#### Dataset content
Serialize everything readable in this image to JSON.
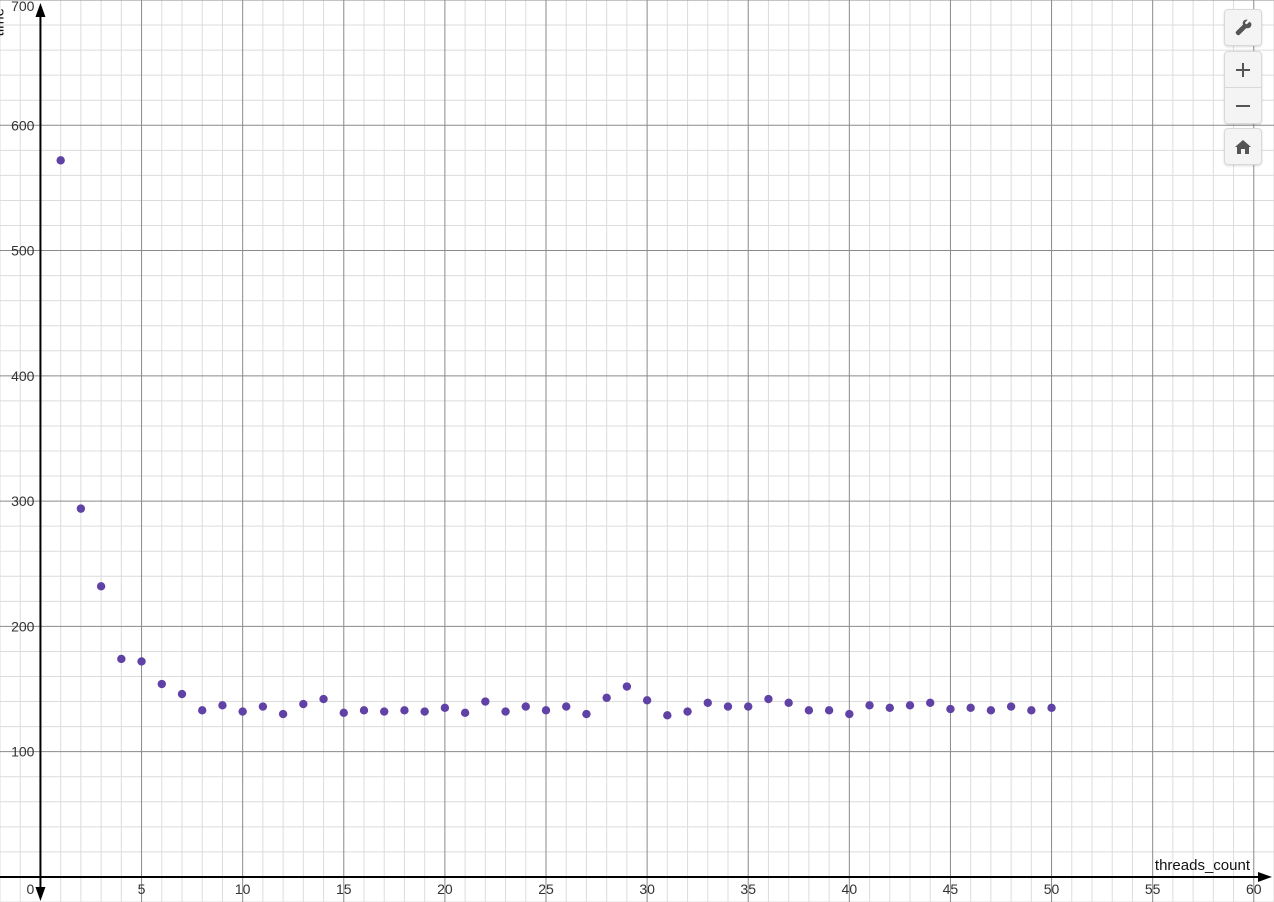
{
  "chart_data": {
    "type": "scatter",
    "xlabel": "threads_count",
    "ylabel": "time",
    "xlim": [
      -2,
      61
    ],
    "ylim": [
      -20,
      700
    ],
    "x_ticks": [
      0,
      5,
      10,
      15,
      20,
      25,
      30,
      35,
      40,
      45,
      50,
      55,
      60
    ],
    "y_ticks": [
      100,
      200,
      300,
      400,
      500,
      600,
      700
    ],
    "grid": true,
    "point_color": "#6042a6",
    "x": [
      1,
      2,
      3,
      4,
      5,
      6,
      7,
      8,
      9,
      10,
      11,
      12,
      13,
      14,
      15,
      16,
      17,
      18,
      19,
      20,
      21,
      22,
      23,
      24,
      25,
      26,
      27,
      28,
      29,
      30,
      31,
      32,
      33,
      34,
      35,
      36,
      37,
      38,
      39,
      40,
      41,
      42,
      43,
      44,
      45,
      46,
      47,
      48,
      49,
      50
    ],
    "y": [
      572,
      294,
      232,
      174,
      172,
      154,
      146,
      133,
      137,
      132,
      136,
      130,
      138,
      142,
      131,
      133,
      132,
      133,
      132,
      135,
      131,
      140,
      132,
      136,
      133,
      136,
      130,
      143,
      152,
      141,
      129,
      132,
      139,
      136,
      136,
      142,
      139,
      133,
      133,
      130,
      137,
      135,
      137,
      139,
      134,
      135,
      133,
      136,
      133,
      135
    ]
  },
  "controls": {
    "settings_icon": "wrench-icon",
    "zoom_in_icon": "plus-icon",
    "zoom_out_icon": "minus-icon",
    "home_icon": "home-icon"
  }
}
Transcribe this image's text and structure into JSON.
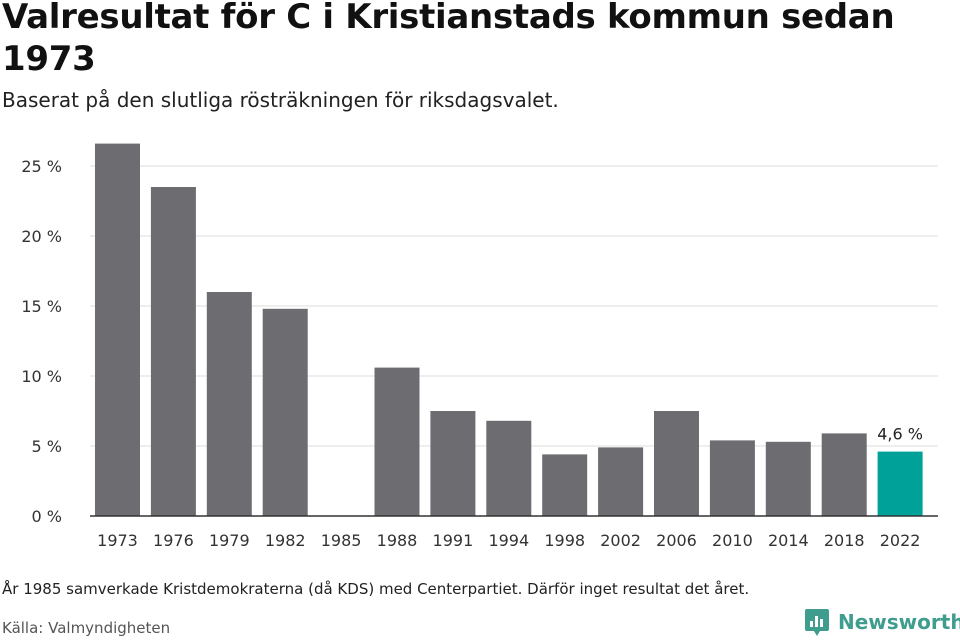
{
  "title": "Valresultat för C i Kristianstads kommun sedan 1973",
  "subtitle": "Baserat på den slutliga rösträkningen för riksdagsvalet.",
  "note": "År 1985 samverkade Kristdemokraterna (då KDS) med Centerpartiet. Därför inget resultat det året.",
  "source": "Källa: Valmyndigheten",
  "brand": {
    "name": "Newsworthy",
    "icon": "newsworthy-logo-icon",
    "color": "#3f9d8e"
  },
  "colors": {
    "bar": "#6d6c70",
    "highlight": "#00a199",
    "grid": "#dddddd",
    "axis": "#333333"
  },
  "chart_data": {
    "type": "bar",
    "categories": [
      "1973",
      "1976",
      "1979",
      "1982",
      "1985",
      "1988",
      "1991",
      "1994",
      "1998",
      "2002",
      "2006",
      "2010",
      "2014",
      "2018",
      "2022"
    ],
    "values": [
      26.6,
      23.5,
      16.0,
      14.8,
      null,
      10.6,
      7.5,
      6.8,
      4.4,
      4.9,
      7.5,
      5.4,
      5.3,
      5.9,
      4.6
    ],
    "ylim": [
      0,
      27
    ],
    "yticks": [
      0,
      5,
      10,
      15,
      20,
      25
    ],
    "ytick_labels": [
      "0 %",
      "5 %",
      "10 %",
      "15 %",
      "20 %",
      "25 %"
    ],
    "highlight_index": 14,
    "data_labels": [
      {
        "index": 14,
        "text": "4,6 %"
      }
    ],
    "grid": true,
    "legend": "none"
  }
}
########
### Problem statement
Where a line holds the string "icon", copy that line.

### Task output
    "settings_icon": "wrench-icon",
    "zoom_in_icon": "plus-icon",
    "zoom_out_icon": "minus-icon",
    "home_icon": "home-icon"
    "icon": "newsworthy-logo-icon",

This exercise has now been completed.